Exercise material:
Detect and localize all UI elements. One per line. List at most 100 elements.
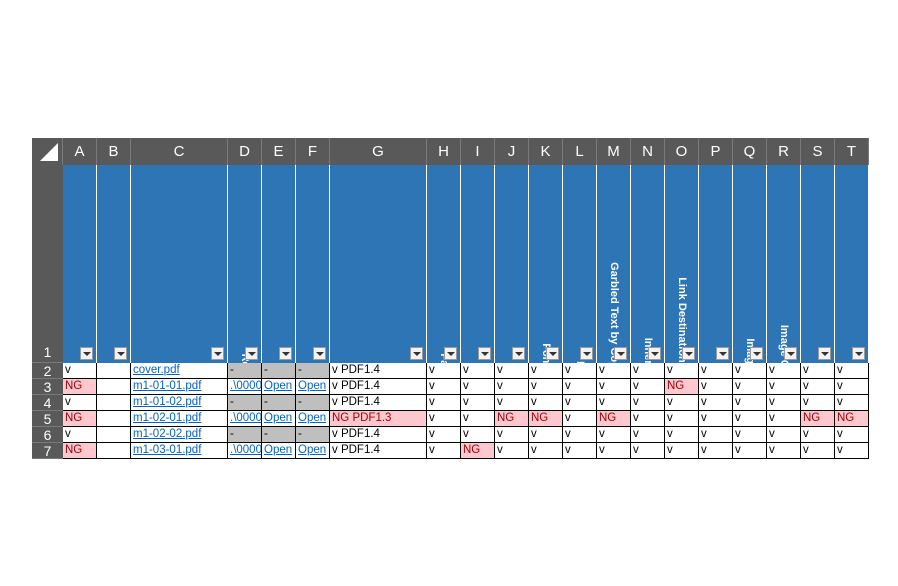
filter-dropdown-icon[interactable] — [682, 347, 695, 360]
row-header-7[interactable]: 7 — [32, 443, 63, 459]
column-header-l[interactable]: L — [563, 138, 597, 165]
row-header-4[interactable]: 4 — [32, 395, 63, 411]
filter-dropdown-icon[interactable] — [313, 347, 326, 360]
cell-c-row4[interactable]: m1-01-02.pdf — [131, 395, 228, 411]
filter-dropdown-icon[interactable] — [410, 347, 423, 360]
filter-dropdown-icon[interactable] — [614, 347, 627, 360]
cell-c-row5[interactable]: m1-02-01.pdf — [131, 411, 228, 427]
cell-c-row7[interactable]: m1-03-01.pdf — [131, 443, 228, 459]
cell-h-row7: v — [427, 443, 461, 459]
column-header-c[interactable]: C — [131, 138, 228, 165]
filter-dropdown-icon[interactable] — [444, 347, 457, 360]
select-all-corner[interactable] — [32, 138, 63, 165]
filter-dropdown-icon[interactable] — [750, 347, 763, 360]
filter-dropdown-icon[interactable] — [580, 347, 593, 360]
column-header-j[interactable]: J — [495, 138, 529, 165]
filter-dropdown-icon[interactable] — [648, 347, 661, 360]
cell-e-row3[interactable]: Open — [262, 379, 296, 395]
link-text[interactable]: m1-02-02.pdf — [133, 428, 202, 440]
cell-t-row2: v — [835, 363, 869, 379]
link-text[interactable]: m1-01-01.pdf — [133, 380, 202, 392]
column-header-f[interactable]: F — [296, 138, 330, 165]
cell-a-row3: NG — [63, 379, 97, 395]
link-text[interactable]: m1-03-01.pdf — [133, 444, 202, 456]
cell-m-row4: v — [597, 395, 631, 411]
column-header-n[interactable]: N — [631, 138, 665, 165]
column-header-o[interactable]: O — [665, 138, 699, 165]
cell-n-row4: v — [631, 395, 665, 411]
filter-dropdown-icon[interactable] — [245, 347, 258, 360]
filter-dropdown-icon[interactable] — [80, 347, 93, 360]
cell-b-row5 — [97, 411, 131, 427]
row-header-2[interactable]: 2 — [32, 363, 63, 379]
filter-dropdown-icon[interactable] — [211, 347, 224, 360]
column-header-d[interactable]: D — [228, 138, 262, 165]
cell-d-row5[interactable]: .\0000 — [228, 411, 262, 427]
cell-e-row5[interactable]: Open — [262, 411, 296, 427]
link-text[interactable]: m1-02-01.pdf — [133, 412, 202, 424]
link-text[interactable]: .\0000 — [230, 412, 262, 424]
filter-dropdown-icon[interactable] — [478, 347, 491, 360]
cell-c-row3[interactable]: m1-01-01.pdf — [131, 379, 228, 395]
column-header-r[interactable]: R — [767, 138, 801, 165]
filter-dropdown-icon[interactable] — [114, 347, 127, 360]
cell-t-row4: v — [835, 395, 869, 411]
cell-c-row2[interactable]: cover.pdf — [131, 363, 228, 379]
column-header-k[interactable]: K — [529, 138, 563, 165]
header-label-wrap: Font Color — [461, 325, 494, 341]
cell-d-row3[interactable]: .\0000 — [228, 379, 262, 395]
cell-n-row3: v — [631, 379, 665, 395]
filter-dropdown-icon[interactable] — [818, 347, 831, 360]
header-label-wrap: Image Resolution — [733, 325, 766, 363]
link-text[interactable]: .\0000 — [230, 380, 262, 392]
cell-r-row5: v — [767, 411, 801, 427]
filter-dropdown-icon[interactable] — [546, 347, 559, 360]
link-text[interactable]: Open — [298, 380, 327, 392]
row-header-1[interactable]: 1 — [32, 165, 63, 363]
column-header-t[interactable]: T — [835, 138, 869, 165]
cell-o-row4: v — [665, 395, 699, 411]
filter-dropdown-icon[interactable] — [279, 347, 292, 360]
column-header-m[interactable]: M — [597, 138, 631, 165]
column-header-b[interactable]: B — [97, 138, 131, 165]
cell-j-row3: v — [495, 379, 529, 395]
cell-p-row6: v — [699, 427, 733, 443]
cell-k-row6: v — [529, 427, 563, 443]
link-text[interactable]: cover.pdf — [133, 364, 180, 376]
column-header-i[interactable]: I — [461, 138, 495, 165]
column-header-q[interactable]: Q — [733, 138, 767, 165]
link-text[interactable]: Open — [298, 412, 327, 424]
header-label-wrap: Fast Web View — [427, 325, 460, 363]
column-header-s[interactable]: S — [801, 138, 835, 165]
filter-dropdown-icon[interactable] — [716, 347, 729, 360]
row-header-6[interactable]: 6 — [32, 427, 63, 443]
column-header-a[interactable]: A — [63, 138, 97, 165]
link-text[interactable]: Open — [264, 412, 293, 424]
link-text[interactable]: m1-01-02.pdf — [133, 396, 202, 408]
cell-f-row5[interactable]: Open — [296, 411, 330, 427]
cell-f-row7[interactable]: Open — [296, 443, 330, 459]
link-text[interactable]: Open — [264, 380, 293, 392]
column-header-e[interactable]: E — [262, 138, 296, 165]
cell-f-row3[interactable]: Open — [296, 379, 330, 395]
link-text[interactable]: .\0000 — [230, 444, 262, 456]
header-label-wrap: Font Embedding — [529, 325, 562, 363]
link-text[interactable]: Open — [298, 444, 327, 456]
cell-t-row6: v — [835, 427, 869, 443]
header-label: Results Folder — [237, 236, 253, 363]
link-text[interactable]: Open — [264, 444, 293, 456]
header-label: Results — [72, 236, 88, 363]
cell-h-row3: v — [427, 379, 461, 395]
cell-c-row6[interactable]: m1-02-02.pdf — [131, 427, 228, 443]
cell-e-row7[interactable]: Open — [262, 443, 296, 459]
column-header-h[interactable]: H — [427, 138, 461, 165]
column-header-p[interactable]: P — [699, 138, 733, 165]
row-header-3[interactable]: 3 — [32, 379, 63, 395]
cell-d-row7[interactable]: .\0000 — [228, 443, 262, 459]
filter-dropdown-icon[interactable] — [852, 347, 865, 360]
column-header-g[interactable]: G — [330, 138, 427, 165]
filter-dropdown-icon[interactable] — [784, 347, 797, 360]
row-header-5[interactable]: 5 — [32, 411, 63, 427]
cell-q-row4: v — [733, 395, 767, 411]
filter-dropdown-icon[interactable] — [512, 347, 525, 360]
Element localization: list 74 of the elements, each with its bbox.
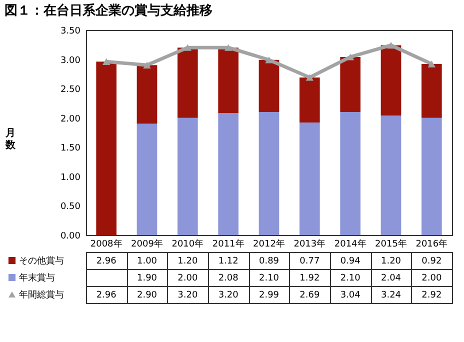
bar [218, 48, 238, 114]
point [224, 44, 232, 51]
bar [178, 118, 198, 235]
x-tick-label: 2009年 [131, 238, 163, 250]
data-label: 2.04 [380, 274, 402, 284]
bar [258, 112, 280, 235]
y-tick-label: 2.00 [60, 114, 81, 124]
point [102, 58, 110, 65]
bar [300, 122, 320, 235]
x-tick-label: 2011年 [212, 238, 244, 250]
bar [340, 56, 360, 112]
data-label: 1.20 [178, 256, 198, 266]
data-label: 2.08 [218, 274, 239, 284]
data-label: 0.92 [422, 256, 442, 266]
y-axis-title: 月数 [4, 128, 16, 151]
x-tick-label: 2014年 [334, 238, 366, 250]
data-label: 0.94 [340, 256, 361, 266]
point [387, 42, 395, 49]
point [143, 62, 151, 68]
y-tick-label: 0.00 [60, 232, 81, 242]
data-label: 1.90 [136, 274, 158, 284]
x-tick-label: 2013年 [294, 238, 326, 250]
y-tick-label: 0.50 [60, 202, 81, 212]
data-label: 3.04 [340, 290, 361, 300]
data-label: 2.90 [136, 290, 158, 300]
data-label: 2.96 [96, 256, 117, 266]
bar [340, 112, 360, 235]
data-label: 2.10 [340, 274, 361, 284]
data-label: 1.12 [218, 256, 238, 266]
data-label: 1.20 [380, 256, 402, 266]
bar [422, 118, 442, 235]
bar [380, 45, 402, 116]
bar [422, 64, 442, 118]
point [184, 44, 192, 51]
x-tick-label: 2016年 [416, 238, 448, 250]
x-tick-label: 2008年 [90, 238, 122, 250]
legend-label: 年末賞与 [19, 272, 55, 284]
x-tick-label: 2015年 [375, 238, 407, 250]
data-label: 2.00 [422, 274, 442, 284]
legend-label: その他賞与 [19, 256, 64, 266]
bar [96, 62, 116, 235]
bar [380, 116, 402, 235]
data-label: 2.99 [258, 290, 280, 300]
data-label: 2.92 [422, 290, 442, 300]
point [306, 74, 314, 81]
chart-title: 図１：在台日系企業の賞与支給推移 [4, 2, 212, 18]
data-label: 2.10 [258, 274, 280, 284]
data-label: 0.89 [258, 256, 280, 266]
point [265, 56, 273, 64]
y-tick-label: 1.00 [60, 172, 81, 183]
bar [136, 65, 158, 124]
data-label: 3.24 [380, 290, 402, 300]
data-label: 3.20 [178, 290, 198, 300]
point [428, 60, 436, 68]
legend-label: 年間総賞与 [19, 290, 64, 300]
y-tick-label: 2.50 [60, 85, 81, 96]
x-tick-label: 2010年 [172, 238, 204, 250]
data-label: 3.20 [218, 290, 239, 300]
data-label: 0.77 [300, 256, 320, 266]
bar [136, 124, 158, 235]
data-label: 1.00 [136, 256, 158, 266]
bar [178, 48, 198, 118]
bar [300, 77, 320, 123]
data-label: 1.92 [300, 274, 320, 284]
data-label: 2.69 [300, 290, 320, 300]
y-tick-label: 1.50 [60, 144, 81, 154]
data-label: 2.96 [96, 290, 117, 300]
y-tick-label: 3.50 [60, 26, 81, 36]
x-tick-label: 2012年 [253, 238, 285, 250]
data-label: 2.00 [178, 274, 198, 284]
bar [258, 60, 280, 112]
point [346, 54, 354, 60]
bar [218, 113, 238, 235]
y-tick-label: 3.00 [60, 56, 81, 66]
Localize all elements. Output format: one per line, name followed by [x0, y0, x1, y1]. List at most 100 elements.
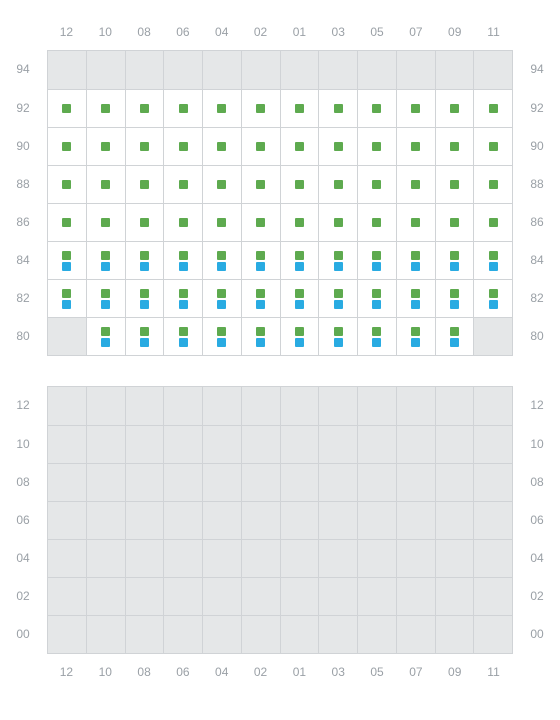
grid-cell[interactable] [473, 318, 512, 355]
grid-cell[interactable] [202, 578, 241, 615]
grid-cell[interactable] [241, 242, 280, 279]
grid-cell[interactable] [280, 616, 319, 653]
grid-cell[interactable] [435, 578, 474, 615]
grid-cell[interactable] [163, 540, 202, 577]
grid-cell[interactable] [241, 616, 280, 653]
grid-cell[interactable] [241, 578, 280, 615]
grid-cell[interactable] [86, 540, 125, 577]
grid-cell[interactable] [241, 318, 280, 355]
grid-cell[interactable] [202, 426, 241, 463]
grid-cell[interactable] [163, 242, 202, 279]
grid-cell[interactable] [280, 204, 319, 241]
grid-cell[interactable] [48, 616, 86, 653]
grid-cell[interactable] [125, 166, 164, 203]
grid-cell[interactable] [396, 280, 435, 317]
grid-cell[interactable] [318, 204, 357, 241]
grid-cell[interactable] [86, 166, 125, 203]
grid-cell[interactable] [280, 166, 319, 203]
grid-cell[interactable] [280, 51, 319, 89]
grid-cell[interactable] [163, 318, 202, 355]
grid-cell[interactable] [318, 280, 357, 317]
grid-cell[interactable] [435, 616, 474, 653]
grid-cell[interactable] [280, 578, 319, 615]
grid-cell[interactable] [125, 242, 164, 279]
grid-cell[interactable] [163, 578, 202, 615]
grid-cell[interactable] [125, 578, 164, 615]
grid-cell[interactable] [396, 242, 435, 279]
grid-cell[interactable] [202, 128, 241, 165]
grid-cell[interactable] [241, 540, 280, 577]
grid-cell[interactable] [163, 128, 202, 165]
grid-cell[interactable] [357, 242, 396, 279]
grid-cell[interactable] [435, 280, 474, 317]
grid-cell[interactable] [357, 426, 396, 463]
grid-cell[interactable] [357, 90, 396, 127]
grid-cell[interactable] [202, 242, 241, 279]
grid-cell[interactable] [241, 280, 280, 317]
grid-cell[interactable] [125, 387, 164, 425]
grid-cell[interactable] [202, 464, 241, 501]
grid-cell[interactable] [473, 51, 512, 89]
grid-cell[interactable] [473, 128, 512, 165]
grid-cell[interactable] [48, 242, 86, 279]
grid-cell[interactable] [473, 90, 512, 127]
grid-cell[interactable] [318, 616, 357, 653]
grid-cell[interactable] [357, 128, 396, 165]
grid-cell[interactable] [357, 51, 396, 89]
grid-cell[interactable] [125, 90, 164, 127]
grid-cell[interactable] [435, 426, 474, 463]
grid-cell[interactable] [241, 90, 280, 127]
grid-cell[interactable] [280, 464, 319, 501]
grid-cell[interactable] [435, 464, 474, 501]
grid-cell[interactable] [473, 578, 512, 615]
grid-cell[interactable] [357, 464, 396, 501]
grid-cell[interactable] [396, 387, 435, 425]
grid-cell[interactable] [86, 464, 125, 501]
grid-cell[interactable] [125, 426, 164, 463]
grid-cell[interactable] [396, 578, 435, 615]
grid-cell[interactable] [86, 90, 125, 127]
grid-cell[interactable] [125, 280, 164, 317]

What to work on: Write out again, word for word, only the lines of the records that run between the line holding "grid-cell[interactable] [473, 318, 512, 355]" and the line holding "grid-cell[interactable] [318, 616, 357, 653]", including both of those lines.

Full output:
grid-cell[interactable] [473, 318, 512, 355]
grid-cell[interactable] [202, 578, 241, 615]
grid-cell[interactable] [241, 242, 280, 279]
grid-cell[interactable] [280, 616, 319, 653]
grid-cell[interactable] [435, 578, 474, 615]
grid-cell[interactable] [163, 540, 202, 577]
grid-cell[interactable] [241, 616, 280, 653]
grid-cell[interactable] [241, 578, 280, 615]
grid-cell[interactable] [86, 540, 125, 577]
grid-cell[interactable] [241, 318, 280, 355]
grid-cell[interactable] [202, 426, 241, 463]
grid-cell[interactable] [163, 242, 202, 279]
grid-cell[interactable] [280, 204, 319, 241]
grid-cell[interactable] [48, 616, 86, 653]
grid-cell[interactable] [125, 166, 164, 203]
grid-cell[interactable] [396, 280, 435, 317]
grid-cell[interactable] [318, 204, 357, 241]
grid-cell[interactable] [86, 166, 125, 203]
grid-cell[interactable] [280, 166, 319, 203]
grid-cell[interactable] [280, 51, 319, 89]
grid-cell[interactable] [163, 318, 202, 355]
grid-cell[interactable] [318, 280, 357, 317]
grid-cell[interactable] [435, 616, 474, 653]
grid-cell[interactable] [280, 578, 319, 615]
grid-cell[interactable] [125, 242, 164, 279]
grid-cell[interactable] [163, 578, 202, 615]
grid-cell[interactable] [125, 578, 164, 615]
grid-cell[interactable] [396, 242, 435, 279]
grid-cell[interactable] [202, 128, 241, 165]
grid-cell[interactable] [241, 540, 280, 577]
grid-cell[interactable] [163, 128, 202, 165]
grid-cell[interactable] [357, 242, 396, 279]
grid-cell[interactable] [435, 280, 474, 317]
grid-cell[interactable] [357, 426, 396, 463]
grid-cell[interactable] [357, 90, 396, 127]
grid-cell[interactable] [202, 242, 241, 279]
grid-cell[interactable] [241, 280, 280, 317]
grid-cell[interactable] [125, 387, 164, 425]
grid-cell[interactable] [202, 464, 241, 501]
grid-cell[interactable] [473, 51, 512, 89]
grid-cell[interactable] [473, 128, 512, 165]
grid-cell[interactable] [48, 242, 86, 279]
grid-cell[interactable] [473, 90, 512, 127]
grid-cell[interactable] [318, 616, 357, 653]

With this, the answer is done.